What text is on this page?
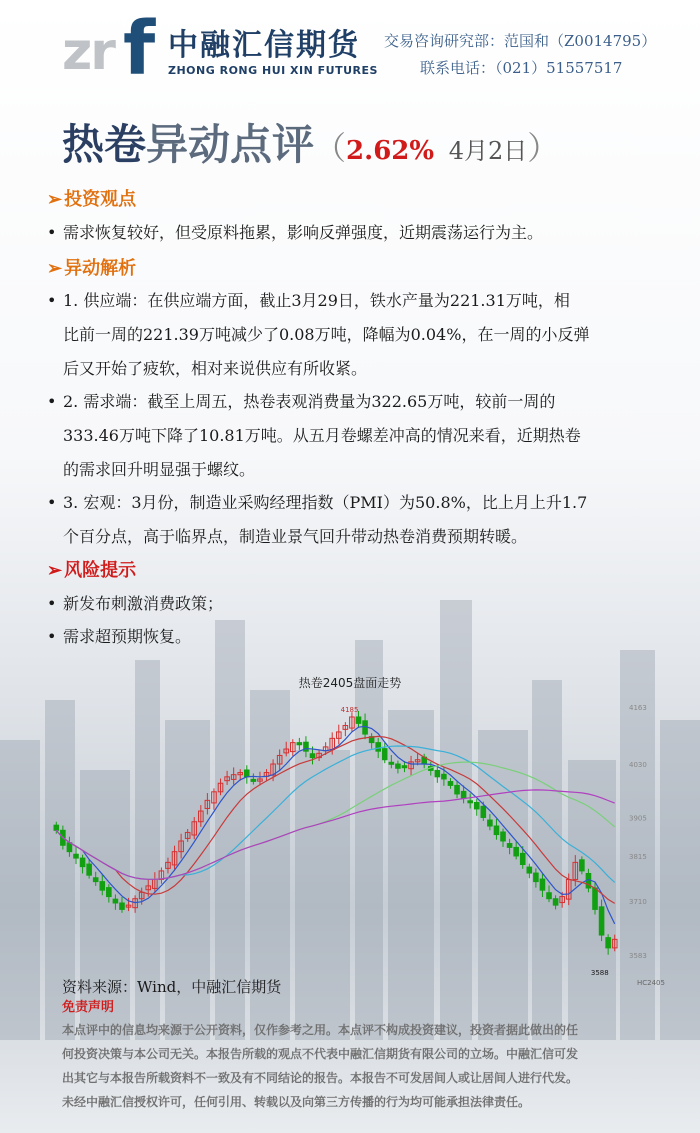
zr f 中融汇信期货
ZHONG RONG HUI XIN FUTURES
交易咨询研究部：范国和（Z0014795）
联系电话：（021）51557517
热卷异动点评（2.62% 4月2日）
➢ 投资观点
• 需求恢复较好，但受原料拖累，影响反弹强度，近期震荡运行为主。
➢ 异动解析
• 1. 供应端：在供应端方面，截止3月29日，铁水产量为221.31万吨，相
比前一周的221.39万吨减少了0.08万吨，降幅为0.04%，在一周的小反弹
后又开始了疲软，相对来说供应有所收紧。
• 2. 需求端：截至上周五，热卷表观消费量为322.65万吨，较前一周的
333.46万吨下降了10.81万吨。从五月卷螺差冲高的情况来看，近期热卷
的需求回升明显强于螺纹。
• 3. 宏观：3月份，制造业采购经理指数（PMI）为50.8%，比上月上升1.7
个百分点，高于临界点，制造业景气回升带动热卷消费预期转暖。
➢ 风险提示
• 新发布刺激消费政策；
• 需求超预期恢复。
热卷2405盘面走势
4163
4030
3905
3815
3710
3583
4185
3588
HC2405
资料来源：Wind，中融汇信期货
免责声明
本点评中的信息均来源于公开资料，仅作参考之用。本点评不构成投资建议，投资者据此做出的任
何投资决策与本公司无关。本报告所载的观点不代表中融汇信期货有限公司的立场。中融汇信可发
出其它与本报告所载资料不一致及有不同结论的报告。本报告不可发居间人或让居间人进行代发。
未经中融汇信授权许可，任何引用、转载以及向第三方传播的行为均可能承担法律责任。
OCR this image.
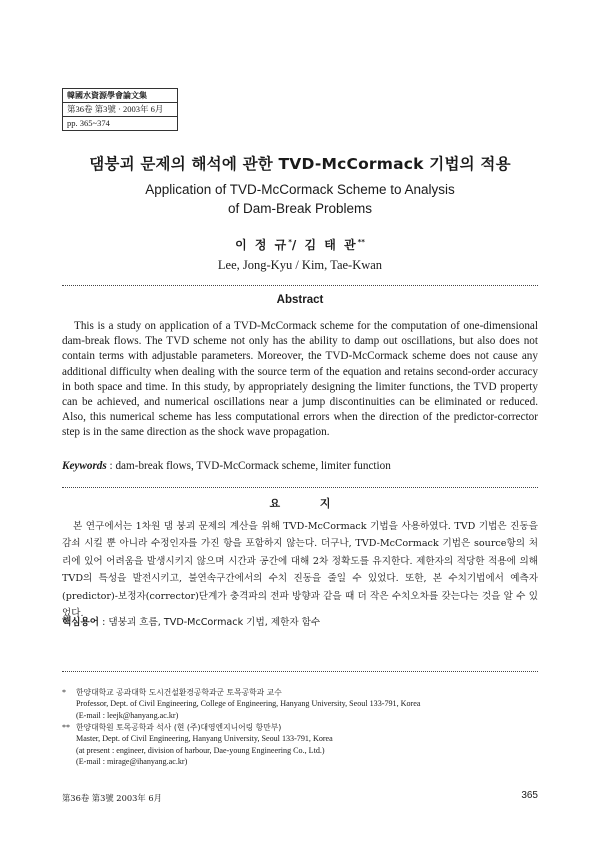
韓國水資源學會論文集
第36卷 第3號 · 2003年 6月
pp. 365~374
댐붕괴 문제의 해석에 관한 TVD-McCormack 기법의 적용
Application of TVD-McCormack Scheme to Analysis
of Dam-Break Problems
이 정 규*/ 김 태 관**
Lee, Jong-Kyu / Kim, Tae-Kwan
Abstract

This is a study on application of a TVD-McCormack scheme for the computation of one-dimensional dam-break flows. The TVD scheme not only has the ability to damp out oscillations, but also does not contain terms with adjustable parameters. Moreover, the TVD-McCormack scheme does not cause any additional difficulty when dealing with the source term of the equation and retains second-order accuracy in both space and time. In this study, by appropriately designing the limiter functions, the TVD property can be achieved, and numerical oscillations near a jump discontinuities can be eliminated or reduced. Also, this numerical scheme has less computational errors when the direction of the predictor-corrector step is in the same direction as the shock wave propagation.

Keywords : dam-break flows, TVD-McCormack scheme, limiter function
요 지

본 연구에서는 1차원 댐 붕괴 문제의 계산을 위해 TVD-McCormack 기법을 사용하였다. TVD 기법은 진동을 감쇠 시킬 뿐 아니라 수정인자를 가진 항을 포함하지 않는다. 더구나, TVD-McCormack 기법은 source항의 처리에 있어 어려움을 발생시키지 않으며 시간과 공간에 대해 2차 정확도를 유지한다. 제한자의 적당한 적용에 의해 TVD의 특성을 발전시키고, 불연속구간에서의 수치 진동을 줄일 수 있었다. 또한, 본 수치기법에서 예측자(predictor)-보정자(corrector)단계가 충격파의 전파 방향과 같을 때 더 작은 수치오차를 갖는다는 것을 알 수 있었다.

핵심용어 : 댐붕괴 흐름, TVD-McCormack 기법, 제한자 함수
*	한양대학교 공과대학 도시건설환경공학과군 토목공학과 교수
Professor, Dept. of Civil Engineering, College of Engineering, Hanyang University, Seoul 133-791, Korea
(E-mail : leejk@hanyang.ac.kr)
** 한양대학원 토목공학과 석사 (현 (주)대영엔지니어링 항만부)
Master, Dept. of Civil Engineering, Hanyang University, Seoul 133-791, Korea
(at present : engineer, division of harbour, Dae-young Engineering Co., Ltd.)
(E-mail : mirage@ihanyang.ac.kr)
第36卷 第3號 2003年 6月	365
..........
_WHAT IS REQUIRED_
Except for the pictures, reproduce every line exactly.

_TASK SOLUTION_
What text is on this page?
zr f 中融汇信期货
ZHONG RONG HUI XIN FUTURES
交易咨询研究部：范国和（Z0014795）
联系电话：（021）51557517
热卷异动点评（2.62% 4月2日）
➢ 投资观点
• 需求恢复较好，但受原料拖累，影响反弹强度，近期震荡运行为主。
➢ 异动解析
• 1. 供应端：在供应端方面，截止3月29日，铁水产量为221.31万吨，相
比前一周的221.39万吨减少了0.08万吨，降幅为0.04%，在一周的小反弹
后又开始了疲软，相对来说供应有所收紧。
• 2. 需求端：截至上周五，热卷表观消费量为322.65万吨，较前一周的
333.46万吨下降了10.81万吨。从五月卷螺差冲高的情况来看，近期热卷
的需求回升明显强于螺纹。
• 3. 宏观：3月份，制造业采购经理指数（PMI）为50.8%，比上月上升1.7
个百分点，高于临界点，制造业景气回升带动热卷消费预期转暖。
➢ 风险提示
• 新发布刺激消费政策；
• 需求超预期恢复。
热卷2405盘面走势
4163
4030
3905
3815
3710
3583
4185
3588
HC2405
资料来源：Wind，中融汇信期货
免责声明
本点评中的信息均来源于公开资料，仅作参考之用。本点评不构成投资建议，投资者据此做出的任
何投资决策与本公司无关。本报告所载的观点不代表中融汇信期货有限公司的立场。中融汇信可发
出其它与本报告所载资料不一致及有不同结论的报告。本报告不可发居间人或让居间人进行代发。
未经中融汇信授权许可，任何引用、转载以及向第三方传播的行为均可能承担法律责任。
OCR this image.
韓國水資源學會論文集
第36卷 第3號 · 2003年 6月
pp. 365~374
댐붕괴 문제의 해석에 관한 TVD-McCormack 기법의 적용
Application of TVD-McCormack Scheme to Analysis
of Dam-Break Problems
이 정 규*/ 김 태 관**
Lee, Jong-Kyu / Kim, Tae-Kwan
Abstract

This is a study on application of a TVD-McCormack scheme for the computation of one-dimensional dam-break flows. The TVD scheme not only has the ability to damp out oscillations, but also does not contain terms with adjustable parameters. Moreover, the TVD-McCormack scheme does not cause any additional difficulty when dealing with the source term of the equation and retains second-order accuracy in both space and time. In this study, by appropriately designing the limiter functions, the TVD property can be achieved, and numerical oscillations near a jump discontinuities can be eliminated or reduced. Also, this numerical scheme has less computational errors when the direction of the predictor-corrector step is in the same direction as the shock wave propagation.

Keywords : dam-break flows, TVD-McCormack scheme, limiter function
요 지

본 연구에서는 1차원 댐 붕괴 문제의 계산을 위해 TVD-McCormack 기법을 사용하였다. TVD 기법은 진동을 감쇠 시킬 뿐 아니라 수정인자를 가진 항을 포함하지 않는다. 더구나, TVD-McCormack 기법은 source항의 처리에 있어 어려움을 발생시키지 않으며 시간과 공간에 대해 2차 정확도를 유지한다. 제한자의 적당한 적용에 의해 TVD의 특성을 발전시키고, 불연속구간에서의 수치 진동을 줄일 수 있었다. 또한, 본 수치기법에서 예측자(predictor)-보정자(corrector)단계가 충격파의 전파 방향과 같을 때 더 작은 수치오차를 갖는다는 것을 알 수 있었다.

핵심용어 : 댐붕괴 흐름, TVD-McCormack 기법, 제한자 함수
*	한양대학교 공과대학 도시건설환경공학과군 토목공학과 교수
Professor, Dept. of Civil Engineering, College of Engineering, Hanyang University, Seoul 133-791, Korea
(E-mail : leejk@hanyang.ac.kr)
** 한양대학원 토목공학과 석사 (현 (주)대영엔지니어링 항만부)
Master, Dept. of Civil Engineering, Hanyang University, Seoul 133-791, Korea
(at present : engineer, division of harbour, Dae-young Engineering Co., Ltd.)
(E-mail : mirage@ihanyang.ac.kr)
第36卷 第3號 2003年 6月	365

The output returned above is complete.